Below are the records. Gather each line that holds "text".

________________

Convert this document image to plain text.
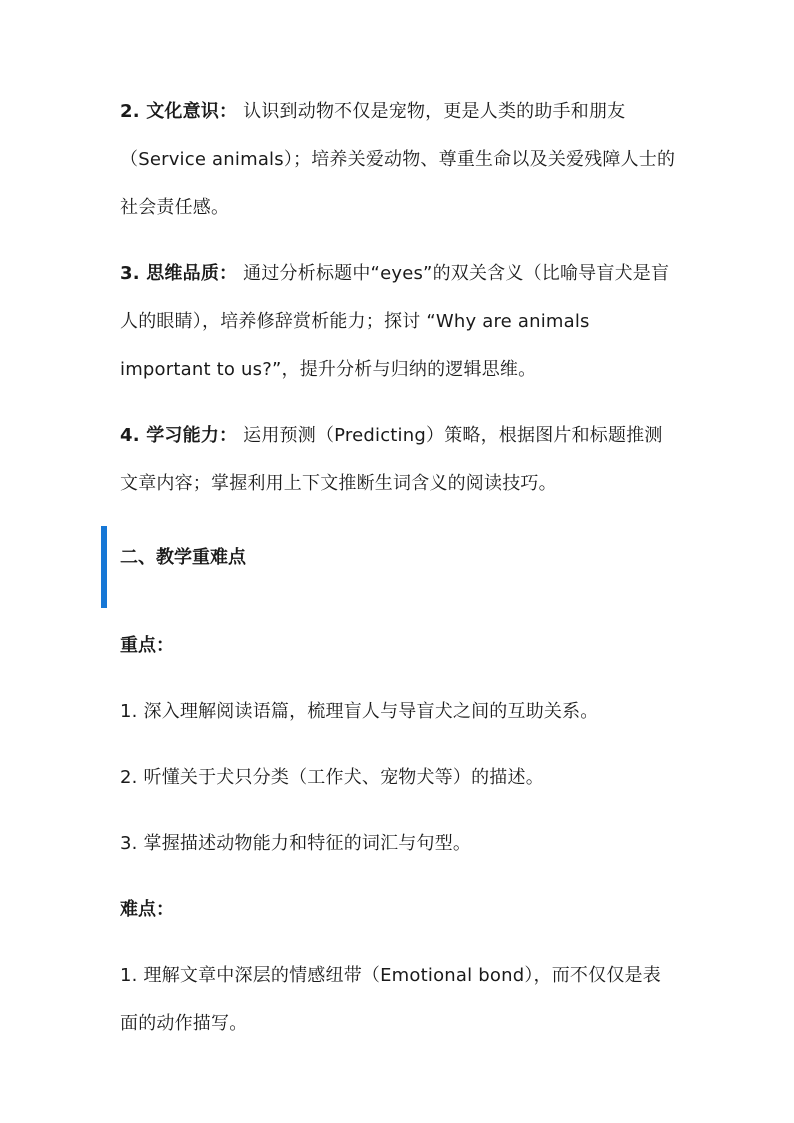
2. 文化意识： 认识到动物不仅是宠物，更是人类的助手和朋友（Service animals）；培养关爱动物、尊重生命以及关爱残障人士的社会责任感。

3. 思维品质： 通过分析标题中“eyes”的双关含义（比喻导盲犬是盲人的眼睛），培养修辞赏析能力；探讨 “Why are animals important to us?”，提升分析与归纳的逻辑思维。

4. 学习能力： 运用预测（Predicting）策略，根据图片和标题推测文章内容；掌握利用上下文推断生词含义的阅读技巧。

二、教学重难点

重点：

1. 深入理解阅读语篇，梳理盲人与导盲犬之间的互助关系。

2. 听懂关于犬只分类（工作犬、宠物犬等）的描述。

3. 掌握描述动物能力和特征的词汇与句型。

难点：

1. 理解文章中深层的情感纽带（Emotional bond），而不仅仅是表面的动作描写。
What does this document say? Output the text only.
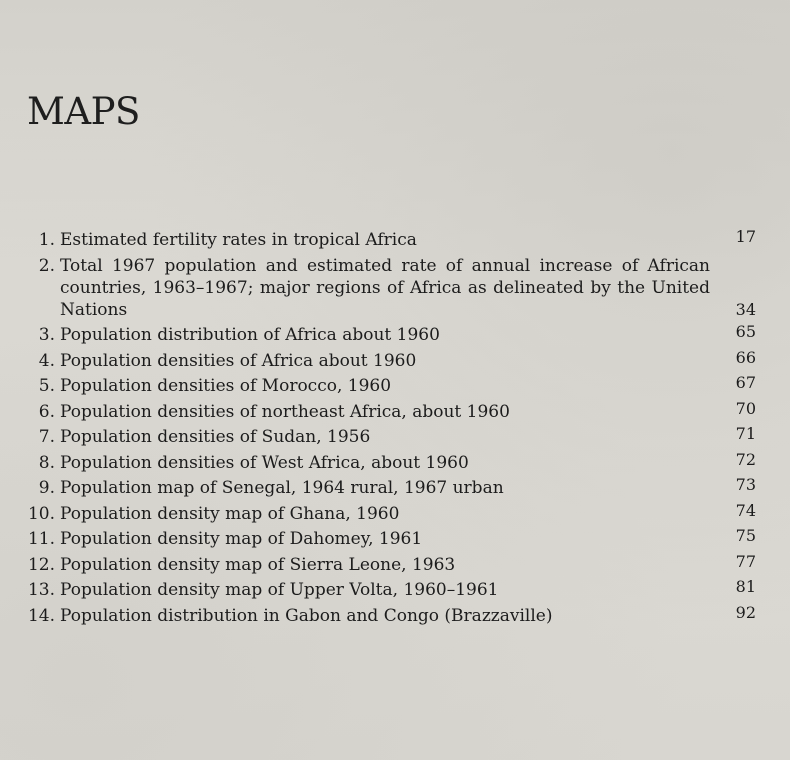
MAPS
1. Estimated fertility rates in tropical Africa	17
2. Total 1967 population and estimated rate of annual increase of African countries, 1963–1967; major regions of Africa as delineated by the United Nations	34
3. Population distribution of Africa about 1960	65
4. Population densities of Africa about 1960	66
5. Population densities of Morocco, 1960	67
6. Population densities of northeast Africa, about 1960	70
7. Population densities of Sudan, 1956	71
8. Population densities of West Africa, about 1960	72
9. Population map of Senegal, 1964 rural, 1967 urban	73
10. Population density map of Ghana, 1960	74
11. Population density map of Dahomey, 1961	75
12. Population density map of Sierra Leone, 1963	77
13. Population density map of Upper Volta, 1960–1961	81
14. Population distribution in Gabon and Congo (Brazzaville)	92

________________

> **Exercise solution**
Convert this document image to plain text.
What does this document say? Output the text only.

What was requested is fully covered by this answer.